DO THIS
Your task is to output the listing word for word, with pictures excluded.
··· ENTRIES SHOWN
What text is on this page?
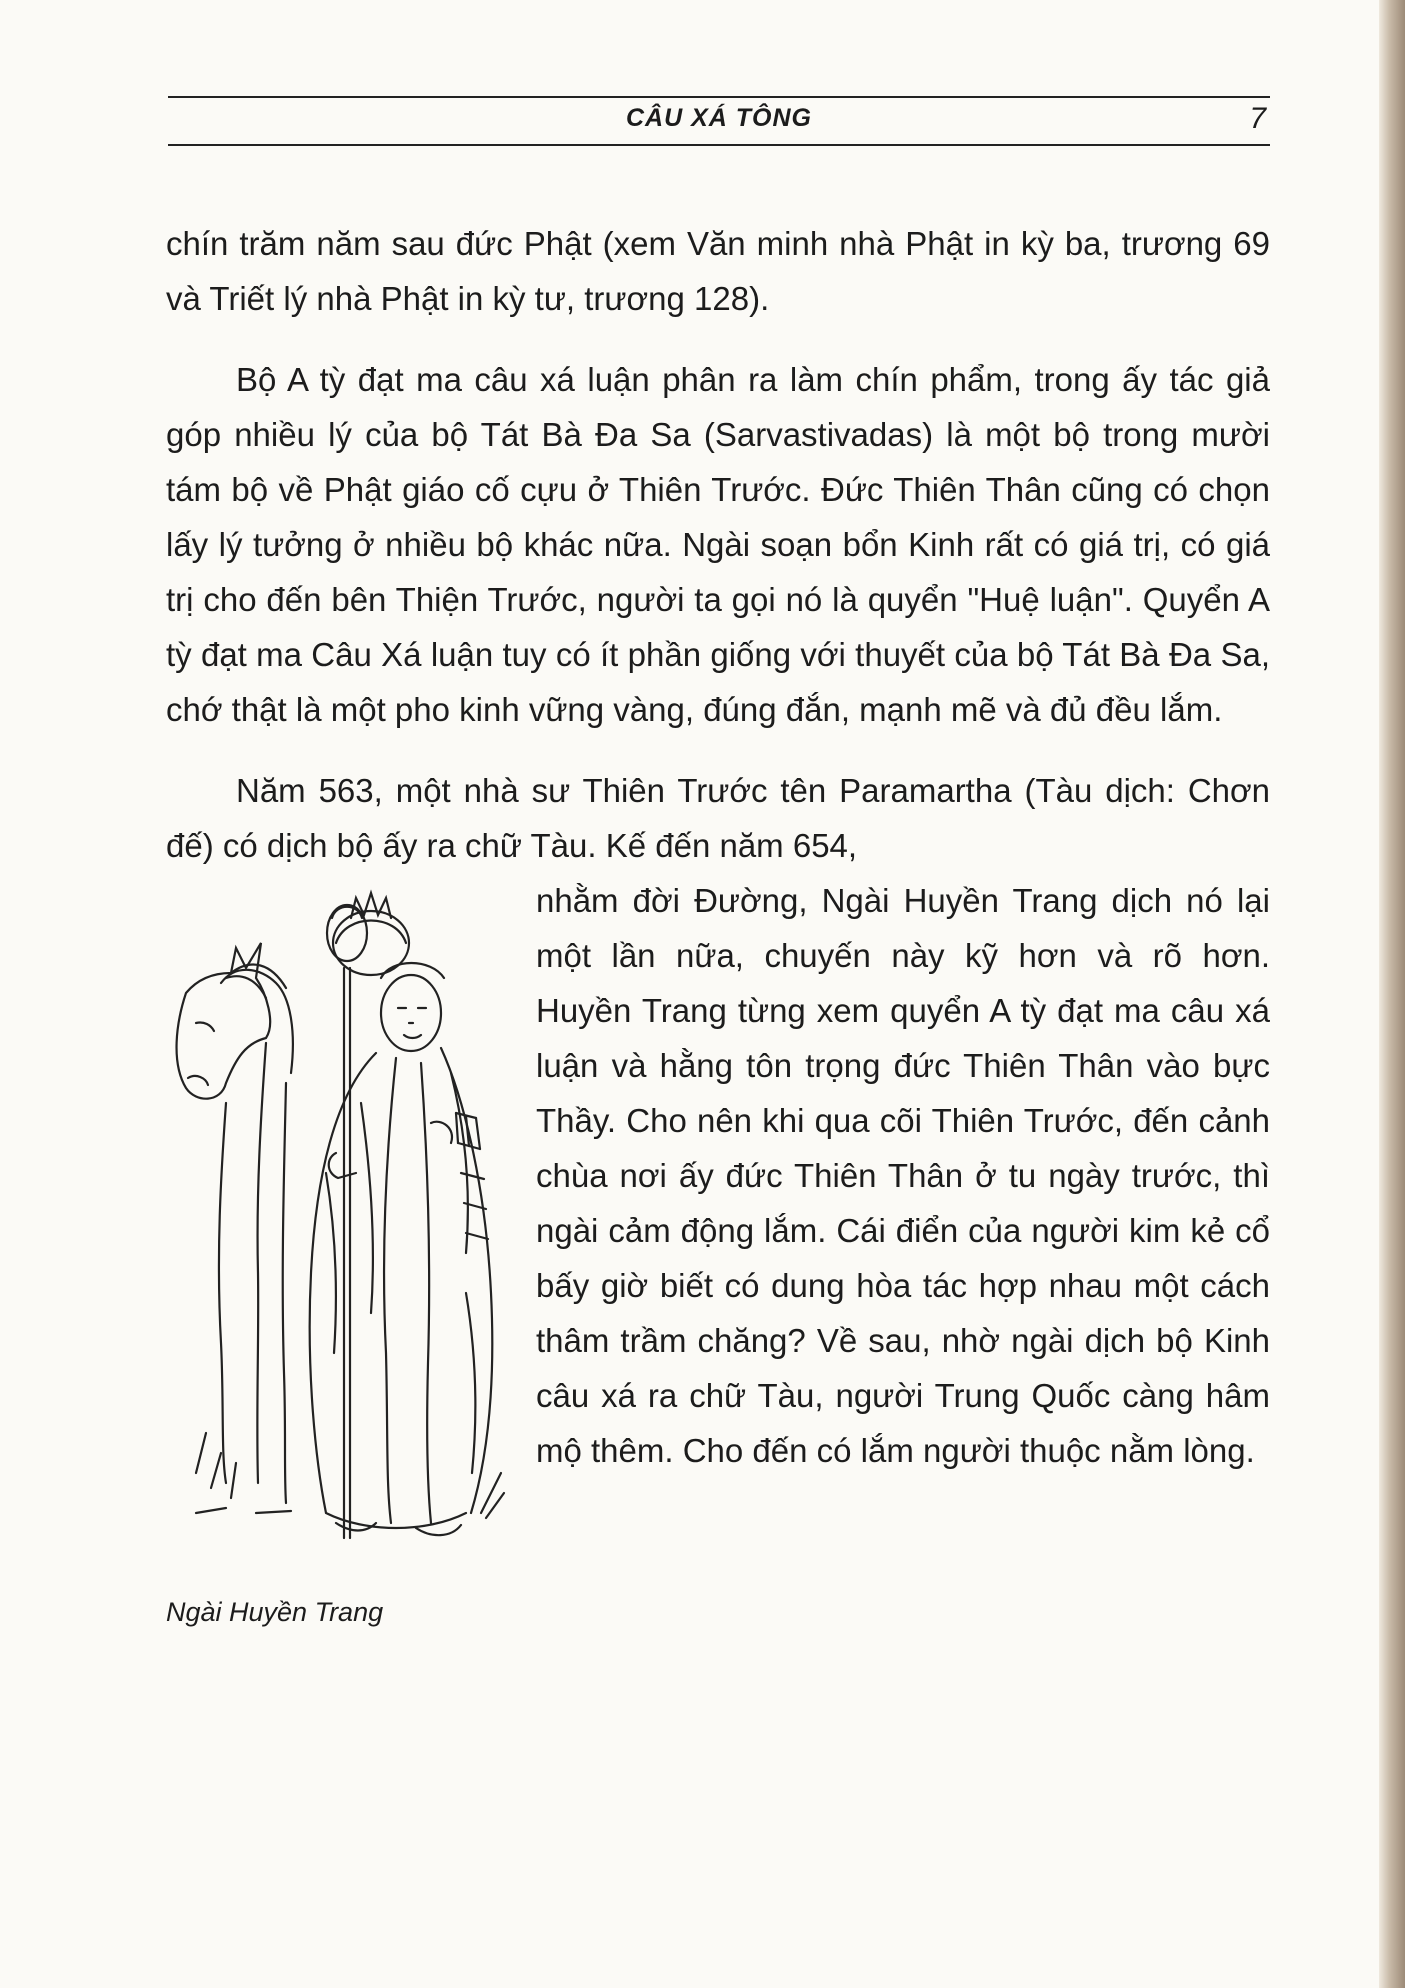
CÂU XÁ TÔNG	7

chín trăm năm sau đức Phật (xem Văn minh nhà Phật in kỳ ba, trương 69 và Triết lý nhà Phật in kỳ tư, trương 128).

Bộ A tỳ đạt ma câu xá luận phân ra làm chín phẩm, trong ấy tác giả góp nhiều lý của bộ Tát Bà Đa Sa (Sarvastivadas) là một bộ trong mười tám bộ về Phật giáo cố cựu ở Thiên Trước. Đức Thiên Thân cũng có chọn lấy lý tưởng ở nhiều bộ khác nữa. Ngài soạn bổn Kinh rất có giá trị, có giá trị cho đến bên Thiện Trước, người ta gọi nó là quyển "Huệ luận". Quyển A tỳ đạt ma Câu Xá luận tuy có ít phần giống với thuyết của bộ Tát Bà Đa Sa, chớ thật là một pho kinh vững vàng, đúng đắn, mạnh mẽ và đủ đều lắm.

Năm 563, một nhà sư Thiên Trước tên Paramartha (Tàu dịch: Chơn đế) có dịch bộ ấy ra chữ Tàu. Kế đến năm 654,

Ngài Huyền Trang

nhằm đời Đường, Ngài Huyền Trang dịch nó lại một lần nữa, chuyến này kỹ hơn và rõ hơn. Huyền Trang từng xem quyển A tỳ đạt ma câu xá luận và hằng tôn trọng đức Thiên Thân vào bực Thầy. Cho nên khi qua cõi Thiên Trước, đến cảnh chùa nơi ấy đức Thiên Thân ở tu ngày trước, thì ngài cảm động lắm. Cái điển của người kim kẻ cổ bấy giờ biết có dung hòa tác hợp nhau một cách thâm trầm chăng? Về sau, nhờ ngài dịch bộ Kinh câu xá ra chữ Tàu, người Trung Quốc càng hâm mộ thêm. Cho đến có lắm người thuộc nằm lòng.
······
OUTPUT FOR THIS EXERCISE
What text is on this page?
CÂU XÁ TÔNG	7

chín trăm năm sau đức Phật (xem Văn minh nhà Phật in kỳ ba, trương 69 và Triết lý nhà Phật in kỳ tư, trương 128).

Bộ A tỳ đạt ma câu xá luận phân ra làm chín phẩm, trong ấy tác giả góp nhiều lý của bộ Tát Bà Đa Sa (Sarvastivadas) là một bộ trong mười tám bộ về Phật giáo cố cựu ở Thiên Trước. Đức Thiên Thân cũng có chọn lấy lý tưởng ở nhiều bộ khác nữa. Ngài soạn bổn Kinh rất có giá trị, có giá trị cho đến bên Thiện Trước, người ta gọi nó là quyển "Huệ luận". Quyển A tỳ đạt ma Câu Xá luận tuy có ít phần giống với thuyết của bộ Tát Bà Đa Sa, chớ thật là một pho kinh vững vàng, đúng đắn, mạnh mẽ và đủ đều lắm.

Năm 563, một nhà sư Thiên Trước tên Paramartha (Tàu dịch: Chơn đế) có dịch bộ ấy ra chữ Tàu. Kế đến năm 654,

Ngài Huyền Trang

nhằm đời Đường, Ngài Huyền Trang dịch nó lại một lần nữa, chuyến này kỹ hơn và rõ hơn. Huyền Trang từng xem quyển A tỳ đạt ma câu xá luận và hằng tôn trọng đức Thiên Thân vào bực Thầy. Cho nên khi qua cõi Thiên Trước, đến cảnh chùa nơi ấy đức Thiên Thân ở tu ngày trước, thì ngài cảm động lắm. Cái điển của người kim kẻ cổ bấy giờ biết có dung hòa tác hợp nhau một cách thâm trầm chăng? Về sau, nhờ ngài dịch bộ Kinh câu xá ra chữ Tàu, người Trung Quốc càng hâm mộ thêm. Cho đến có lắm người thuộc nằm lòng.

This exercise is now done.